[WORK TO COMPLETE]:
1. In the article on statistical dispersion, which dataset is used for the exercise?
2. Continue the article on statistical dispersion from the point where it stops.

In the previous article in this series, we explored the concept of central tendency. The central tedency allows us to grasp the "middle" of the data, but it doesn't tell us anything about the variability of the data. Specifically, how the data is spread out, or the dispersion.
For example, the mean/median/mode of [20, 30, 40, 40, 40, 50, 60] is 40, but the mean/median/mode of [38, 39, 40, 40, 40, 41, 42] is also 40.
The study of dispersion is very important in statistical data. Let's say we are pursuing a job in data science after seeing all the hype arround the field. We are interested in the big money. Well, we can check glassdoor, and find out that the average base pay is ~$120,000. But is that really the pay someone should expect as a junior data scientist? Probably not. The central tendency of the data doesn't tell us the whole story. This is why it is important to also study the dispersion in data.
In this exercise, we are going to use the bike sharing dataset from UCI machine learning repository again. For a full description of the dataset, click here.
import pandas as pd
import matplotlib.pyplot as plt
import numpy as np
import seaborn as sns
%matplotlib inline
data = pd.read_csv('bike_rental_hour.csv')
Measuring Dispersion¶
There are two categories of dispersion measures, and within these two categories there are eight measures I want to talk about.
1) Absolute Measures of Dispersion
- Range
- Quartile Deviation
- Mean/Median Absolute Deviation (MAD)
- Variance and Standard Deviation
2) Relative Measures of Dispersion
- Coefficient of Range
- Coefficient of Quartile Deviation
- Coefficient of Mean/Median Deviation
- Coefficient of Standard Deviation and Variation
I won't go into details with the differences between the two categories. But, I will go in details with each measure. For more details click here.

[MATERIAL PROVIDED]:
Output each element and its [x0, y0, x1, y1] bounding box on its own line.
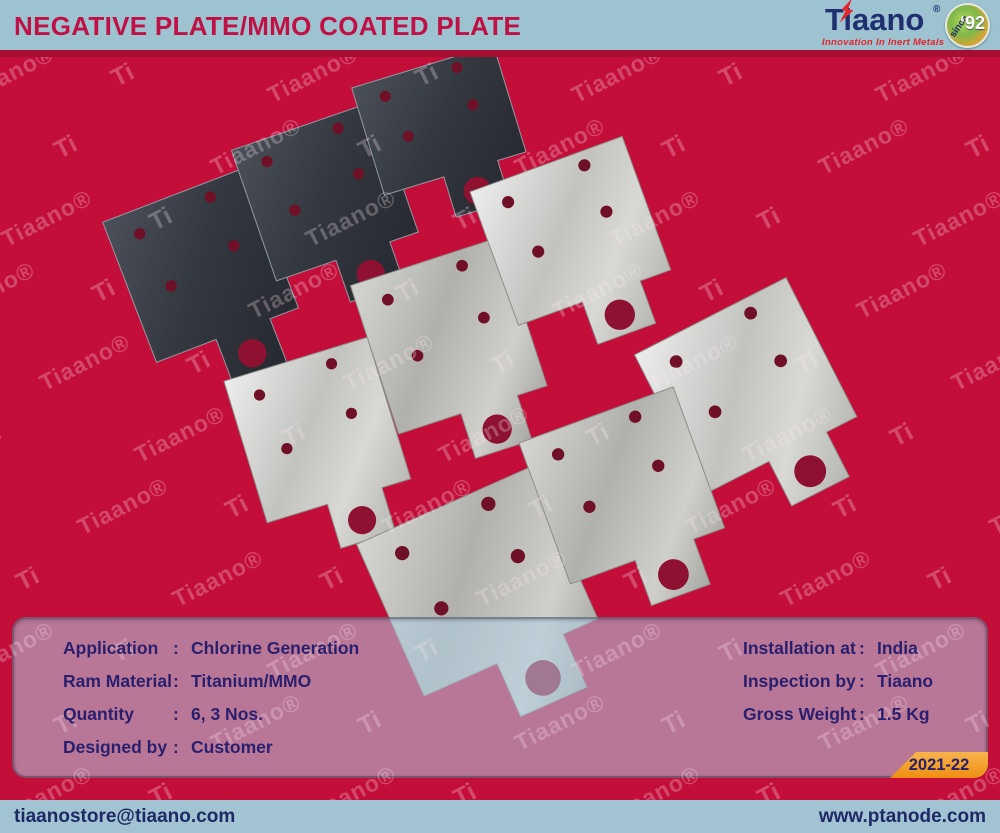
- spec-right-column: Installation at : India Inspection by : …: [743, 632, 933, 731]
- mmo-coated-plate-3: [352, 45, 539, 236]
- plate-hole: [742, 305, 759, 322]
- tiaano-watermark: Tiaano®: [909, 184, 1000, 252]
- plate-hole: [380, 292, 395, 307]
- tiaano-watermark: Tiaano®: [263, 57, 362, 109]
- mmo-coated-plate-2: [231, 102, 432, 323]
- titanium-plate-6: [519, 387, 741, 629]
- spec-label: Gross Weight: [743, 704, 859, 725]
- ti-watermark: Ti: [316, 562, 349, 598]
- titanium-plate-3: [470, 136, 686, 367]
- plate-hole: [530, 244, 546, 260]
- plate-tab-hole: [479, 411, 516, 448]
- spec-colon: :: [859, 671, 873, 692]
- tiaano-watermark: Tiaano®: [605, 184, 704, 252]
- plate-hole: [668, 353, 685, 370]
- titanium-plate-1: [224, 337, 424, 566]
- tiaano-watermark: Tiaano®: [985, 472, 1000, 540]
- plate-hole: [410, 348, 425, 363]
- spec-panel-content: Application : Chlorine Generation Ram Ma…: [12, 617, 988, 778]
- since-1992-badge: since ‘92: [945, 3, 990, 48]
- tiaano-watermark: Tiaano®: [73, 472, 172, 540]
- spec-value: 6, 3 Nos.: [191, 704, 263, 725]
- spec-value: Customer: [191, 737, 273, 758]
- plate-tab-hole: [460, 173, 495, 208]
- tiaano-watermark: Tiaano®: [852, 256, 951, 324]
- plate-hole: [203, 190, 218, 205]
- plate-hole: [288, 203, 302, 217]
- spec-colon: :: [173, 704, 187, 725]
- spec-colon: :: [859, 704, 873, 725]
- tiaano-watermark: Tiaano®: [0, 256, 39, 324]
- titanium-plate-5: [635, 278, 880, 539]
- ti-watermark: Ti: [88, 274, 121, 310]
- spec-row-installation-at: Installation at : India: [743, 632, 933, 665]
- tiaano-watermark: Tiaano®: [377, 472, 476, 540]
- tiaano-watermark: Tiaano®: [206, 112, 305, 180]
- plate-hole: [260, 154, 274, 168]
- footer-email: tiaanostore@tiaano.com: [14, 800, 235, 833]
- ti-watermark: Ti: [753, 778, 786, 800]
- spec-colon: :: [173, 638, 187, 659]
- year-text: ‘92: [960, 13, 985, 34]
- ti-watermark: Ti: [658, 130, 691, 166]
- mmo-coated-plate-1: [103, 168, 316, 406]
- titanium-plate-2: [350, 237, 561, 478]
- tiaano-watermark: Tiaano®: [871, 57, 970, 109]
- tiaano-logo: Tiaano ® Innovation In Inert Metals sinc…: [777, 1, 992, 49]
- spec-row-raw-material: Ram Material : Titanium/MMO: [63, 665, 359, 698]
- tiaano-watermark: Tiaano®: [0, 688, 1, 756]
- ti-watermark: Ti: [183, 346, 216, 382]
- plate-hole: [550, 446, 566, 462]
- tiaano-watermark: Tiaano®: [434, 400, 533, 468]
- plate-hole: [450, 61, 464, 75]
- plate-hole: [599, 204, 615, 220]
- header-divider: [0, 50, 1000, 57]
- tiaano-watermark: Tiaano®: [0, 112, 1, 180]
- plate-tab-hole: [789, 450, 832, 493]
- plate-hole: [477, 310, 492, 325]
- ti-watermark: Ti: [145, 778, 178, 800]
- ti-watermark: Ti: [0, 418, 6, 454]
- ti-watermark: Ti: [753, 202, 786, 238]
- spec-value: India: [877, 638, 918, 659]
- plate-hole: [432, 599, 451, 618]
- spec-colon: :: [173, 737, 187, 758]
- plate-hole: [479, 494, 498, 513]
- tiaano-watermark: Tiaano®: [472, 544, 571, 612]
- plate-hole: [508, 547, 527, 566]
- plate-tab-hole: [234, 335, 271, 372]
- registered-trademark: ®: [933, 4, 940, 15]
- plate-tab-hole: [654, 555, 693, 594]
- ti-watermark: Ti: [487, 346, 520, 382]
- plate-hole: [627, 409, 643, 425]
- tiaano-watermark: Tiaano®: [681, 472, 780, 540]
- datasheet-page: TiTiaano®TiTiaano®TiTiaano®TiTiaano®TiTi…: [0, 0, 1000, 833]
- tiaano-watermark: Tiaano®: [0, 184, 96, 252]
- spec-value: Tiaano: [877, 671, 933, 692]
- tiaano-watermark: Tiaano®: [947, 328, 1000, 396]
- plate-tab-hole: [600, 295, 639, 334]
- plate-hole: [706, 403, 723, 420]
- spec-left-column: Application : Chlorine Generation Ram Ma…: [63, 632, 359, 764]
- plate-hole: [582, 499, 598, 515]
- ti-watermark: Ti: [696, 274, 729, 310]
- ti-watermark: Ti: [107, 58, 140, 94]
- plate-hole: [393, 544, 412, 563]
- ti-watermark: Ti: [582, 418, 615, 454]
- spec-label: Quantity: [63, 704, 173, 725]
- plate-hole: [164, 279, 179, 294]
- plate-hole: [227, 238, 242, 253]
- ti-watermark: Ti: [715, 58, 748, 94]
- plate-hole: [253, 388, 267, 402]
- tiaano-watermark: Tiaano®: [548, 256, 647, 324]
- spec-label: Ram Material: [63, 671, 173, 692]
- spec-row-designed-by: Designed by : Customer: [63, 731, 359, 764]
- year-badge: 2021-22: [890, 752, 988, 778]
- spec-row-gross-weight: Gross Weight : 1.5 Kg: [743, 698, 933, 731]
- ti-watermark: Ti: [50, 130, 83, 166]
- spec-colon: :: [859, 638, 873, 659]
- plate-hole: [331, 121, 345, 135]
- page-title: NEGATIVE PLATE/MMO COATED PLATE: [14, 0, 521, 53]
- footer-website: www.ptanode.com: [819, 800, 986, 833]
- tiaano-watermark: Tiaano®: [35, 328, 134, 396]
- tiaano-watermark: Tiaano®: [776, 544, 875, 612]
- tiaano-watermark: Tiaano®: [168, 544, 267, 612]
- plate-hole: [325, 357, 339, 371]
- plate-hole: [466, 98, 480, 112]
- plate-hole: [500, 194, 516, 210]
- ti-watermark: Ti: [354, 130, 387, 166]
- tiaano-watermark: Tiaano®: [301, 184, 400, 252]
- tiaano-watermark: Tiaano®: [510, 112, 609, 180]
- plate-hole: [401, 129, 415, 143]
- plate-hole: [280, 442, 294, 456]
- ti-watermark: Ti: [145, 202, 178, 238]
- ti-watermark: Ti: [525, 490, 558, 526]
- plate-hole: [351, 167, 365, 181]
- spec-label: Application: [63, 638, 173, 659]
- ti-watermark: Ti: [449, 202, 482, 238]
- plate-tab-hole: [345, 503, 380, 538]
- plate-hole: [344, 406, 358, 420]
- spec-label: Installation at: [743, 638, 859, 659]
- ti-watermark: Ti: [221, 490, 254, 526]
- spec-row-inspection-by: Inspection by : Tiaano: [743, 665, 933, 698]
- ti-watermark: Ti: [620, 562, 653, 598]
- tiaano-watermark: Tiaano®: [130, 400, 229, 468]
- spec-label: Designed by: [63, 737, 173, 758]
- spec-value: Titanium/MMO: [191, 671, 311, 692]
- logo-tagline: Innovation In Inert Metals: [822, 37, 944, 48]
- spec-value: 1.5 Kg: [877, 704, 930, 725]
- spec-value: Chlorine Generation: [191, 638, 359, 659]
- tiaano-watermark: Tiaano®: [567, 57, 666, 109]
- plate-hole: [577, 158, 593, 174]
- ti-watermark: Ti: [411, 58, 444, 94]
- plate-hole: [650, 458, 666, 474]
- spec-colon: :: [173, 671, 187, 692]
- footer-bar: tiaanostore@tiaano.com www.ptanode.com: [0, 800, 1000, 833]
- ti-watermark: Ti: [791, 346, 824, 382]
- spec-row-application: Application : Chlorine Generation: [63, 632, 359, 665]
- spec-row-quantity: Quantity : 6, 3 Nos.: [63, 698, 359, 731]
- ti-watermark: Ti: [886, 418, 919, 454]
- tiaano-watermark: Tiaano®: [643, 328, 742, 396]
- tiaano-watermark: Tiaano®: [0, 57, 58, 109]
- spec-label: Inspection by: [743, 671, 859, 692]
- ti-watermark: Ti: [449, 778, 482, 800]
- tiaano-watermark: Tiaano®: [244, 256, 343, 324]
- plate-hole: [132, 226, 147, 241]
- plate-hole: [378, 90, 392, 104]
- tiaano-watermark: Tiaano®: [339, 328, 438, 396]
- ti-watermark: Ti: [278, 418, 311, 454]
- ti-watermark: Ti: [12, 562, 45, 598]
- plate-tab-hole: [353, 256, 389, 292]
- ti-watermark: Ti: [962, 130, 995, 166]
- tiaano-watermark: Tiaano®: [738, 400, 837, 468]
- ti-watermark: Ti: [924, 562, 957, 598]
- tiaano-watermark: Tiaano®: [814, 112, 913, 180]
- ti-watermark: Ti: [829, 490, 862, 526]
- ti-watermark: Ti: [392, 274, 425, 310]
- plate-hole: [772, 352, 789, 369]
- plate-hole: [455, 258, 470, 273]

[OUTPUTS FOR THE TASKS]:
1. The bike sharing dataset from the UCI machine learning repository.

2.
In summary, the absolute measures of dispersion give answers in the same units as the original observations. The relative measures of dispersion are ratios and do not give answers in the same units as the original observations.
The Range¶
Definition:
$$ \text{Range} = x_{max} - x_{min} $$
Where $x_{max}$ is the maximum value in a given set of observations and $x_{min}$ is the minimum value in a given set of observations. The range only tells us about the total spread of data by taking the difference between the minimum and maximum value. The practical uses for the range are very limited in statistics. This measure does have some practical uses in the real world. For example, clothes are often seperated into various size categories. These categories have to fit a certain range of body measurements.
The coefficient of range is defined as:
$$ \text{Coefficient of Range} = \frac{x_{max} - x_{min}} {x_{max} + x_{min}}$$
This equation is the standardized form of $x_{max} - x_{min}$. The coefficient of range is a bit more useful because it allows for comparison across different sets of data.
print('Range_cnt: {}'.format((data['cnt'].max() - data['cnt'].min())))
print('COR_cnt: {}'.format((data['cnt'].max() - data['cnt'].min())/(data['cnt'].max() + data['cnt'].min())))
print('-----')
print('Range_casual: {}'.format((data['casual'].max() - data['casual'].min())))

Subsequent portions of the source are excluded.